I have move the earlier contents of this page to a new Wiki location called
Compressible Riemann Ellipsoids.
Rotating Reference Frame
At times, it can be useful to view the motion of a fluid from a frame of reference that is rotating with a uniform (i.e., time-independent) angular velocity <math>~\Omega_f</math>. In order to transform any one of the principal governing equations from the inertial reference frame to such a rotating reference frame, we must specify the orientation as well as the magnitude of the angular velocity vector about which the frame is spinning, <math>{\vec\Omega}_f</math>; and the <math>~d/dt</math> operator, which denotes Lagrangian time-differentiation in the inertial frame, must everywhere be replaced as follows:
<math>
\biggl[\frac{d}{dt} \biggr]_{inertial} \rightarrow \biggl[\frac{d}{dt} \biggr]_{rot} + {\vec{\Omega}}_f \times .
</math>
Performing this transformation implies, for example, that
<math>
\vec{v}_{inertial} = \vec{v}_{rot} + {\vec{\Omega}}_f \times \vec{x} ,
</math>
and,
<math>
\biggl[ \frac{d\vec{v}}{dt}\biggr]_{inertial} = \biggl[ \frac{d\vec{v}}{dt}\biggr]_{rot} + 2{\vec{\Omega}}_f \times {\vec{v}}_{rot} + {\vec{\Omega}}_f \times ({\vec{\Omega}}_f \times \vec{x})

○ ○ ○

> _TASKS TO CARRY OUT_:
1 – In the passage on the rotating reference frame, what kind of angular velocity does the frame rotate with?
2 – Please continue the passage on the rotating reference frame, picking up after its last equation.

○ ○ ○

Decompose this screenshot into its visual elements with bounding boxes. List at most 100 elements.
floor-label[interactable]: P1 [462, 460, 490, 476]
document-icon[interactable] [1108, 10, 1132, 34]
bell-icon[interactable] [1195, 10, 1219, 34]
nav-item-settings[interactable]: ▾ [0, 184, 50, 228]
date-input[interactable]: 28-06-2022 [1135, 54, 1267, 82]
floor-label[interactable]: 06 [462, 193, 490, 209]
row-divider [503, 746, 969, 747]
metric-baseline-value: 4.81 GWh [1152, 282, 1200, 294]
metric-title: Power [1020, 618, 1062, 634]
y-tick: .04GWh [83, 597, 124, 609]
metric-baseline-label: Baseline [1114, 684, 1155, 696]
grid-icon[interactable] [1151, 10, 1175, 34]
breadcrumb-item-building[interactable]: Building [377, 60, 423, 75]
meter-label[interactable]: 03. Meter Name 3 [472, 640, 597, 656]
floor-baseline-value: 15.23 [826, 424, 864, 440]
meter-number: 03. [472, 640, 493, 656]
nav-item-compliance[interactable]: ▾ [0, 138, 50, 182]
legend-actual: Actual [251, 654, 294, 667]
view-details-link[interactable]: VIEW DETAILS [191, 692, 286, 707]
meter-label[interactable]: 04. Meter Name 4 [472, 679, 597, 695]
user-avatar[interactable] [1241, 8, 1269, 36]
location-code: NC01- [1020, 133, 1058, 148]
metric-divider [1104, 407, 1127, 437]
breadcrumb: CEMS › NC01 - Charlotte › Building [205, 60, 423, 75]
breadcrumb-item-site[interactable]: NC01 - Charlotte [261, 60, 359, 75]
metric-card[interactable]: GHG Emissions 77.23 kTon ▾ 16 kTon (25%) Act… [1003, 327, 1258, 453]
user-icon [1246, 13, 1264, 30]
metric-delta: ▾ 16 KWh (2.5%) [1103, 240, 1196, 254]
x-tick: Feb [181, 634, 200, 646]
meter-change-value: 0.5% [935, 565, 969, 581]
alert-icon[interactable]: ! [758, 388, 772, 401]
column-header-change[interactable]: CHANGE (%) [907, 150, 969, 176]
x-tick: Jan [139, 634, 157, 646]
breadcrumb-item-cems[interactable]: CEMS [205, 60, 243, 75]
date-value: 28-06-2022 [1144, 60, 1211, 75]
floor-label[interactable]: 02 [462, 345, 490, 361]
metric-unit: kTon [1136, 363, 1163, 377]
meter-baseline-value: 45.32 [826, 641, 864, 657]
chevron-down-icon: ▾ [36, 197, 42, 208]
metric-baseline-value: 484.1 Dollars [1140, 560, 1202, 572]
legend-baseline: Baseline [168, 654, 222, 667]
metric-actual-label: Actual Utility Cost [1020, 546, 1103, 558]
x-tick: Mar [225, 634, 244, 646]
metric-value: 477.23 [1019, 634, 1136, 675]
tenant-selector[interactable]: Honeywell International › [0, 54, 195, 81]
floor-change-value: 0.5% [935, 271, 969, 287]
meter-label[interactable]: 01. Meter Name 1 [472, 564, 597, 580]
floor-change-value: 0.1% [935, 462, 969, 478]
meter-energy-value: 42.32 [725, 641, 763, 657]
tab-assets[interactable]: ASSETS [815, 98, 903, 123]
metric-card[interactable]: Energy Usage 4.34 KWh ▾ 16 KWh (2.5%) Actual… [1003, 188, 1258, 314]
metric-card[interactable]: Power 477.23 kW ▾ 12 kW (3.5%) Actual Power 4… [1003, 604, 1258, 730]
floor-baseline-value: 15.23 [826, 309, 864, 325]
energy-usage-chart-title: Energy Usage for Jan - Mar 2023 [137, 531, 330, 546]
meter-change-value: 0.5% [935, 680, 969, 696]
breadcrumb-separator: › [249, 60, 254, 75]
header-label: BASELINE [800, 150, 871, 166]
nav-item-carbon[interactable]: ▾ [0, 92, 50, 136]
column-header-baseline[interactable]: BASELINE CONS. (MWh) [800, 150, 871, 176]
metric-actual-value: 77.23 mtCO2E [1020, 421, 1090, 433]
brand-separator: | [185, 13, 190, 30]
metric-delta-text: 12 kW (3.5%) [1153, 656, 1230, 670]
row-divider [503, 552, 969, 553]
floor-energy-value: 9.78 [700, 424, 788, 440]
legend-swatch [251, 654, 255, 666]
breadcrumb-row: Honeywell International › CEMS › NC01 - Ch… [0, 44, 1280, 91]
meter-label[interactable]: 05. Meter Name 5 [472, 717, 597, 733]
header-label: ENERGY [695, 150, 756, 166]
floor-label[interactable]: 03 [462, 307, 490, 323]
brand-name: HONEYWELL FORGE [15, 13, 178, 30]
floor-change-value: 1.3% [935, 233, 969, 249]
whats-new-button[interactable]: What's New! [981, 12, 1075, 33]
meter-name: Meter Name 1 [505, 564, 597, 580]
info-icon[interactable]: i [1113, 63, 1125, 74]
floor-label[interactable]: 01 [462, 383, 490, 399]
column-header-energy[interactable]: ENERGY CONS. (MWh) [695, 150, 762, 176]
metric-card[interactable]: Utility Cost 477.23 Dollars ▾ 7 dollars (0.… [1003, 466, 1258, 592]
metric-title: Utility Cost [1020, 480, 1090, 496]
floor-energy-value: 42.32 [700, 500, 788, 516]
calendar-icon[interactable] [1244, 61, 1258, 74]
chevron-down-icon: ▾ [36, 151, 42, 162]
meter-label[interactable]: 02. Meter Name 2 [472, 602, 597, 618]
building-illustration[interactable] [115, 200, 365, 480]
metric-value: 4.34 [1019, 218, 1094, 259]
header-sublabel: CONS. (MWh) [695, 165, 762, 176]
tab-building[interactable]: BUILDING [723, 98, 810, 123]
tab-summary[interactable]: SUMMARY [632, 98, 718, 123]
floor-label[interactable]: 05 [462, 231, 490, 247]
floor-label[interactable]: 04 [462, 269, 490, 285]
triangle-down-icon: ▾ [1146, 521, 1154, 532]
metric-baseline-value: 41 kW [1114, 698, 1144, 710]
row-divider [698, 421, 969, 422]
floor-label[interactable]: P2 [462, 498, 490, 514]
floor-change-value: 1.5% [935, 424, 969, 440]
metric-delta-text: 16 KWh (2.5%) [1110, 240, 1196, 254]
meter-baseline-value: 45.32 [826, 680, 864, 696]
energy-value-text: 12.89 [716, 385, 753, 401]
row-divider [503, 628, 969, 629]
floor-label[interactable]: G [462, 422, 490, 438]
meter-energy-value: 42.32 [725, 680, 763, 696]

○ ○ ○

> _ANSWER SECTION_:
1 – A uniform, time-independent angular velocity.

2 –
</math>
<math>
= \biggl[ \frac{d\vec{v}}{dt}\biggr]_{rot} + 2{\vec{\Omega}}_f \times {\vec{v}}_{rot} - \frac{1}{2} \nabla \biggl[ |{\vec{\Omega}}_f \times \vec{x}|^2 \biggr]
</math>
(If we were to allow <math>{\vec\Omega}_f</math> to be a function of time, an additional term involving the time-derivative of <math>{\vec\Omega}_f</math> also would appear on the right-hand-side of these last expressions; see, for example, Eq.~1D-42 in BT87.) Note as well that the relationship between the fluid vorticity in the two frames is,
<math>
[\vec\zeta]_{inertial} = [\vec\zeta]_{rot} + 2{\vec\Omega}_f .
</math>
Continuity Equation (rotating frame)
Applying these transformations to the standard, inertial-frame representations of the continuity equation presented elsewhere, we obtain the:
Lagrangian Representation
of the Continuity Equation
as viewed from a Rotating Reference Frame
<math>\biggl[ \frac{d\rho}{dt} \biggr]_{rot} + \rho \nabla \cdot {\vec{v}}_{rot} = 0</math> ;
Eulerian Representation
of the Continuity Equation
as viewed from a Rotating Reference Frame
<math>\biggl[ \frac{\partial\rho}{\partial t} \biggr]_{rot} + \nabla \cdot (\rho {\vec{v}}_{rot}) = 0</math> .
Euler Equation (rotating frame)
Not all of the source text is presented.